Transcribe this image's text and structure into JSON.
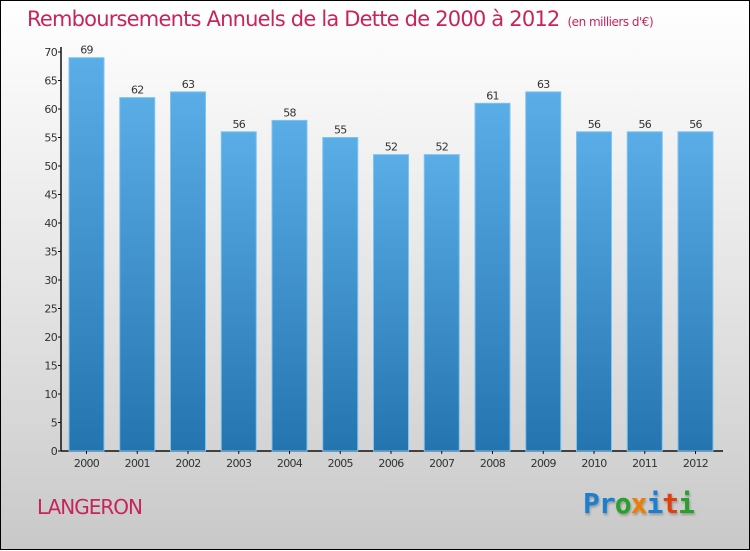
{
  "chart_data": {
    "type": "bar",
    "title": "Remboursements Annuels de la Dette de 2000 à 2012",
    "subtitle": "(en milliers d'€)",
    "categories": [
      "2000",
      "2001",
      "2002",
      "2003",
      "2004",
      "2005",
      "2006",
      "2007",
      "2008",
      "2009",
      "2010",
      "2011",
      "2012"
    ],
    "values": [
      69,
      62,
      63,
      56,
      58,
      55,
      52,
      52,
      61,
      63,
      56,
      56,
      56
    ],
    "xlabel": "",
    "ylabel": "",
    "ylim": [
      0,
      70
    ],
    "yticks": [
      0,
      5,
      10,
      15,
      20,
      25,
      30,
      35,
      40,
      45,
      50,
      55,
      60,
      65,
      70
    ],
    "grid": false,
    "bar_color_top": "#5aade6",
    "bar_color_bottom": "#2474b0"
  },
  "commune": "LANGERON",
  "logo": {
    "letters": [
      "P",
      "r",
      "o",
      "x",
      "i",
      "t",
      "i"
    ],
    "colors": [
      "#1a7fd0",
      "#1a7fd0",
      "#2aa02a",
      "#f07c00",
      "#1a7fd0",
      "#e04010",
      "#2aa02a"
    ]
  }
}
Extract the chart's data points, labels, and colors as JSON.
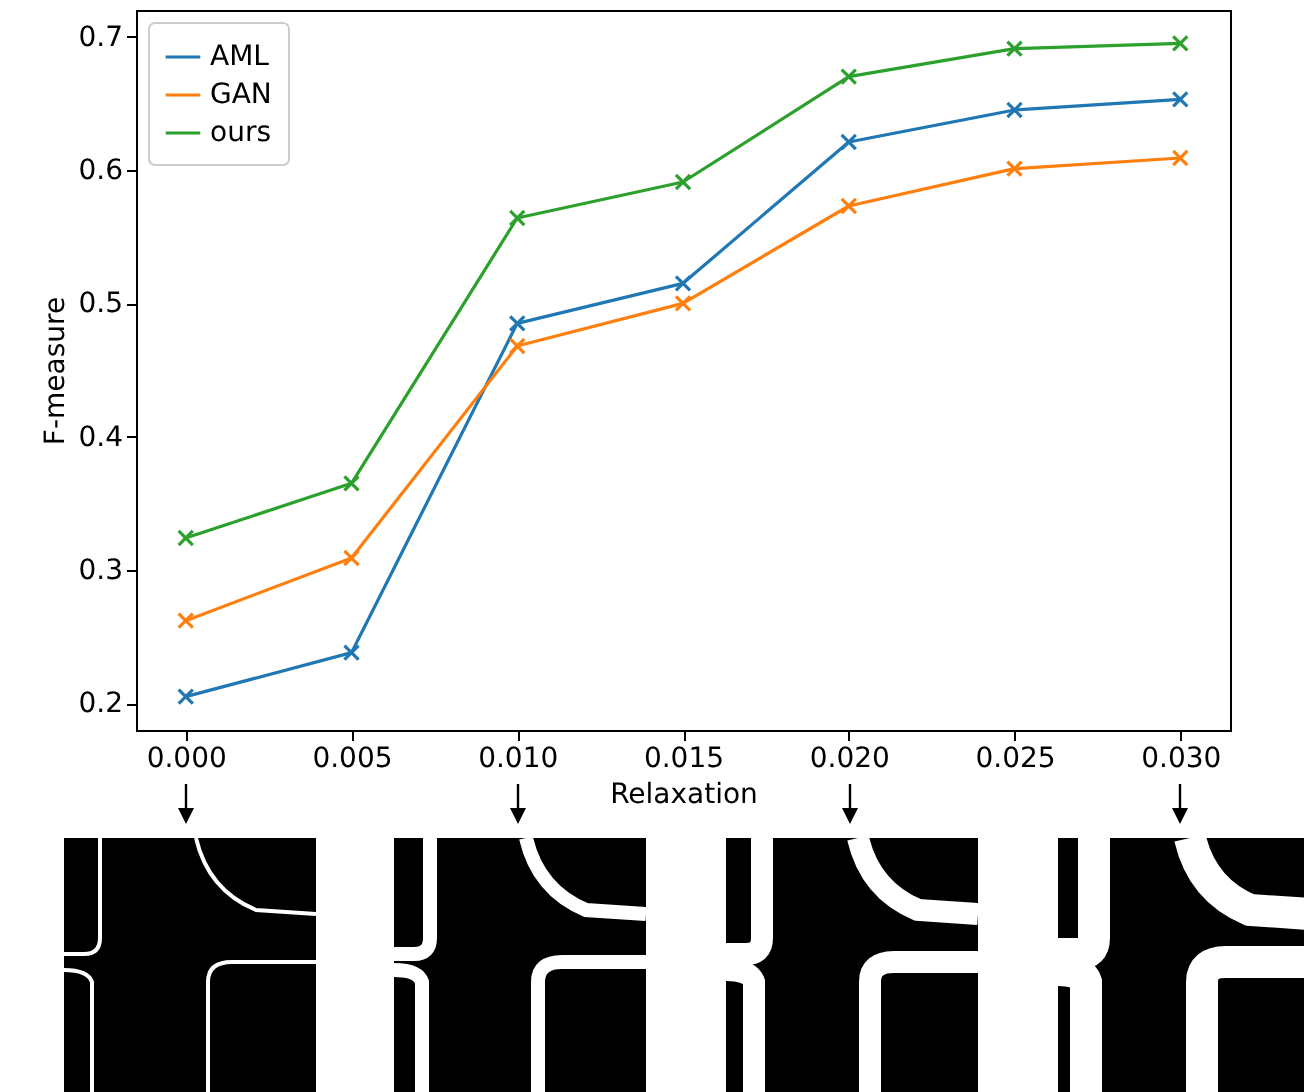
{
  "chart_data": {
    "type": "line",
    "xlabel": "Relaxation",
    "ylabel": "F-measure",
    "x": [
      0,
      0.005,
      0.01,
      0.015,
      0.02,
      0.025,
      0.03
    ],
    "series": [
      {
        "name": "AML",
        "color": "#1f77b4",
        "values": [
          0.205,
          0.238,
          0.485,
          0.515,
          0.621,
          0.645,
          0.653
        ]
      },
      {
        "name": "GAN",
        "color": "#ff7f0e",
        "values": [
          0.262,
          0.309,
          0.468,
          0.5,
          0.573,
          0.601,
          0.609
        ]
      },
      {
        "name": "ours",
        "color": "#2ca02c",
        "values": [
          0.324,
          0.365,
          0.564,
          0.591,
          0.67,
          0.691,
          0.695
        ]
      }
    ],
    "xlim": [
      -0.0015,
      0.0315
    ],
    "xticks": [
      {
        "value": 0,
        "label": "0.000"
      },
      {
        "value": 0.005,
        "label": "0.005"
      },
      {
        "value": 0.01,
        "label": "0.010"
      },
      {
        "value": 0.015,
        "label": "0.015"
      },
      {
        "value": 0.02,
        "label": "0.020"
      },
      {
        "value": 0.025,
        "label": "0.025"
      },
      {
        "value": 0.03,
        "label": "0.030"
      }
    ],
    "ylim": [
      0.18,
      0.72
    ],
    "yticks": [
      0.2,
      0.3,
      0.4,
      0.5,
      0.6,
      0.7
    ],
    "grid": false,
    "legend": "top left",
    "marker": "cross",
    "line_style": "solid"
  }
}
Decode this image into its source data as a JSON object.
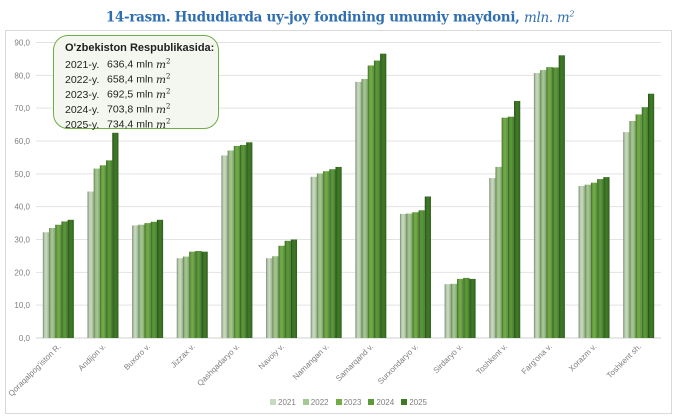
{
  "title": {
    "main": "14-rasm. Hududlarda uy-joy fondining umumiy maydoni,",
    "unit": "mln. m",
    "unit_sup": "2"
  },
  "callout": {
    "heading": "O'zbekiston Respublikasida:",
    "rows": [
      {
        "year": "2021-y.",
        "value": "636,4 mln",
        "unit": "m",
        "sup": "2"
      },
      {
        "year": "2022-y.",
        "value": "658,4 mln",
        "unit": "m",
        "sup": "2"
      },
      {
        "year": "2023-y.",
        "value": "692,5 mln",
        "unit": "m",
        "sup": "2"
      },
      {
        "year": "2024-y.",
        "value": "703,8 mln",
        "unit": "m",
        "sup": "2"
      },
      {
        "year": "2025-y.",
        "value": "734,4 mln",
        "unit": "m",
        "sup": "2"
      }
    ]
  },
  "chart_data": {
    "type": "bar",
    "title": "14-rasm. Hududlarda uy-joy fondining umumiy maydoni, mln. m2",
    "xlabel": "",
    "ylabel": "",
    "ylim": [
      0,
      90
    ],
    "yticks": [
      "0,0",
      "10,0",
      "20,0",
      "30,0",
      "40,0",
      "50,0",
      "60,0",
      "70,0",
      "80,0",
      "90,0"
    ],
    "grid": true,
    "legend_position": "bottom",
    "categories": [
      "Qoraqalpog'iston R.",
      "Andijon v.",
      "Buxoro v.",
      "Jizzax v.",
      "Qashqadaryo v.",
      "Navoiy v.",
      "Namangan v.",
      "Samarqand v.",
      "Surxondaryo v.",
      "Sirdaryo v.",
      "Toshkent v.",
      "Farg'ona v.",
      "Xorazm v.",
      "Toshkent sh."
    ],
    "series": [
      {
        "name": "2021",
        "color": "#c5dbbb",
        "values": [
          32.2,
          44.6,
          34.3,
          24.3,
          55.6,
          24.3,
          49.1,
          78.0,
          37.8,
          16.4,
          48.7,
          80.7,
          46.3,
          62.7
        ]
      },
      {
        "name": "2022",
        "color": "#a3c98e",
        "values": [
          33.5,
          51.6,
          34.5,
          24.8,
          57.1,
          24.9,
          50.1,
          78.9,
          37.9,
          16.5,
          52.1,
          81.6,
          46.7,
          66.1
        ]
      },
      {
        "name": "2023",
        "color": "#70ad47",
        "values": [
          34.5,
          52.6,
          35.0,
          26.3,
          58.5,
          28.1,
          50.8,
          83.0,
          38.3,
          18.0,
          67.1,
          82.5,
          47.3,
          68.1
        ]
      },
      {
        "name": "2024",
        "color": "#5a9a3a",
        "values": [
          35.5,
          54.1,
          35.4,
          26.5,
          58.8,
          29.6,
          51.4,
          84.5,
          38.9,
          18.3,
          67.4,
          82.4,
          48.4,
          70.3
        ]
      },
      {
        "name": "2025",
        "color": "#3e7a26",
        "values": [
          36.0,
          62.5,
          36.0,
          26.3,
          59.6,
          30.0,
          52.1,
          86.6,
          43.1,
          18.0,
          72.2,
          86.1,
          49.0,
          74.4
        ]
      }
    ]
  }
}
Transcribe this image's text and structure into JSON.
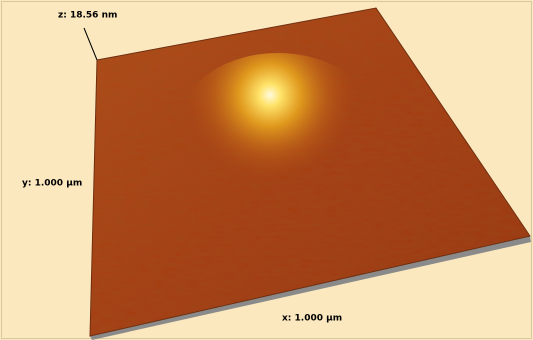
{
  "labels": {
    "z": "z:  18.56 nm",
    "y": "y:  1.000 µm",
    "x": "x:  1.000 µm"
  }
}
________________
INSTRUCTION: Are you able to set down all the lines above exactly, without any pictures?

THE ANSWER:
Transcribe this image's text and structure into JSON.
{
  "chart_data": {
    "type": "bar",
    "title": "Remboursements Annuels de la Dette de 2000 à 2012",
    "subtitle": "(en milliers d'€)",
    "categories": [
      "2000",
      "2001",
      "2002",
      "2003",
      "2004",
      "2005",
      "2006",
      "2007",
      "2008",
      "2009",
      "2010",
      "2011",
      "2012"
    ],
    "values": [
      69,
      62,
      63,
      56,
      58,
      55,
      52,
      52,
      61,
      63,
      56,
      56,
      56
    ],
    "xlabel": "",
    "ylabel": "",
    "ylim": [
      0,
      70
    ],
    "yticks": [
      0,
      5,
      10,
      15,
      20,
      25,
      30,
      35,
      40,
      45,
      50,
      55,
      60,
      65,
      70
    ],
    "grid": false,
    "bar_color_top": "#5aade6",
    "bar_color_bottom": "#2474b0"
  },
  "commune": "LANGERON",
  "logo": {
    "letters": [
      "P",
      "r",
      "o",
      "x",
      "i",
      "t",
      "i"
    ],
    "colors": [
      "#1a7fd0",
      "#1a7fd0",
      "#2aa02a",
      "#f07c00",
      "#1a7fd0",
      "#e04010",
      "#2aa02a"
    ]
  }
}
Extract the chart's data points, labels, and colors as JSON.
{
  "chart_data": {
    "type": "line",
    "xlabel": "Relaxation",
    "ylabel": "F-measure",
    "x": [
      0,
      0.005,
      0.01,
      0.015,
      0.02,
      0.025,
      0.03
    ],
    "series": [
      {
        "name": "AML",
        "color": "#1f77b4",
        "values": [
          0.205,
          0.238,
          0.485,
          0.515,
          0.621,
          0.645,
          0.653
        ]
      },
      {
        "name": "GAN",
        "color": "#ff7f0e",
        "values": [
          0.262,
          0.309,
          0.468,
          0.5,
          0.573,
          0.601,
          0.609
        ]
      },
      {
        "name": "ours",
        "color": "#2ca02c",
        "values": [
          0.324,
          0.365,
          0.564,
          0.591,
          0.67,
          0.691,
          0.695
        ]
      }
    ],
    "xlim": [
      -0.0015,
      0.0315
    ],
    "xticks": [
      {
        "value": 0,
        "label": "0.000"
      },
      {
        "value": 0.005,
        "label": "0.005"
      },
      {
        "value": 0.01,
        "label": "0.010"
      },
      {
        "value": 0.015,
        "label": "0.015"
      },
      {
        "value": 0.02,
        "label": "0.020"
      },
      {
        "value": 0.025,
        "label": "0.025"
      },
      {
        "value": 0.03,
        "label": "0.030"
      }
    ],
    "ylim": [
      0.18,
      0.72
    ],
    "yticks": [
      0.2,
      0.3,
      0.4,
      0.5,
      0.6,
      0.7
    ],
    "grid": false,
    "legend": "top left",
    "marker": "cross",
    "line_style": "solid"
  }
}
Decode this image into its source data as a JSON object.
{
  "title": {
    "main": "14-rasm. Hududlarda uy-joy fondining umumiy maydoni,",
    "unit": "mln. m",
    "unit_sup": "2"
  },
  "callout": {
    "heading": "O'zbekiston Respublikasida:",
    "rows": [
      {
        "year": "2021-y.",
        "value": "636,4 mln",
        "unit": "m",
        "sup": "2"
      },
      {
        "year": "2022-y.",
        "value": "658,4 mln",
        "unit": "m",
        "sup": "2"
      },
      {
        "year": "2023-y.",
        "value": "692,5 mln",
        "unit": "m",
        "sup": "2"
      },
      {
        "year": "2024-y.",
        "value": "703,8 mln",
        "unit": "m",
        "sup": "2"
      },
      {
        "year": "2025-y.",
        "value": "734,4 mln",
        "unit": "m",
        "sup": "2"
      }
    ]
  },
  "chart_data": {
    "type": "bar",
    "title": "14-rasm. Hududlarda uy-joy fondining umumiy maydoni, mln. m2",
    "xlabel": "",
    "ylabel": "",
    "ylim": [
      0,
      90
    ],
    "yticks": [
      "0,0",
      "10,0",
      "20,0",
      "30,0",
      "40,0",
      "50,0",
      "60,0",
      "70,0",
      "80,0",
      "90,0"
    ],
    "grid": true,
    "legend_position": "bottom",
    "categories": [
      "Qoraqalpog'iston R.",
      "Andijon v.",
      "Buxoro v.",
      "Jizzax v.",
      "Qashqadaryo v.",
      "Navoiy v.",
      "Namangan v.",
      "Samarqand v.",
      "Surxondaryo v.",
      "Sirdaryo v.",
      "Toshkent v.",
      "Farg'ona v.",
      "Xorazm v.",
      "Toshkent sh."
    ],
    "series": [
      {
        "name": "2021",
        "color": "#c5dbbb",
        "values": [
          32.2,
          44.6,
          34.3,
          24.3,
          55.6,
          24.3,
          49.1,
          78.0,
          37.8,
          16.4,
          48.7,
          80.7,
          46.3,
          62.7
        ]
      },
      {
        "name": "2022",
        "color": "#a3c98e",
        "values": [
          33.5,
          51.6,
          34.5,
          24.8,
          57.1,
          24.9,
          50.1,
          78.9,
          37.9,
          16.5,
          52.1,
          81.6,
          46.7,
          66.1
        ]
      },
      {
        "name": "2023",
        "color": "#70ad47",
        "values": [
          34.5,
          52.6,
          35.0,
          26.3,
          58.5,
          28.1,
          50.8,
          83.0,
          38.3,
          18.0,
          67.1,
          82.5,
          47.3,
          68.1
        ]
      },
      {
        "name": "2024",
        "color": "#5a9a3a",
        "values": [
          35.5,
          54.1,
          35.4,
          26.5,
          58.8,
          29.6,
          51.4,
          84.5,
          38.9,
          18.3,
          67.4,
          82.4,
          48.4,
          70.3
        ]
      },
      {
        "name": "2025",
        "color": "#3e7a26",
        "values": [
          36.0,
          62.5,
          36.0,
          26.3,
          59.6,
          30.0,
          52.1,
          86.6,
          43.1,
          18.0,
          72.2,
          86.1,
          49.0,
          74.4
        ]
      }
    ]
  }
}
Transcribe this image's text and structure into JSON.
{
  "labels": {
    "z": "z:  18.56 nm",
    "y": "y:  1.000 µm",
    "x": "x:  1.000 µm"
  }
}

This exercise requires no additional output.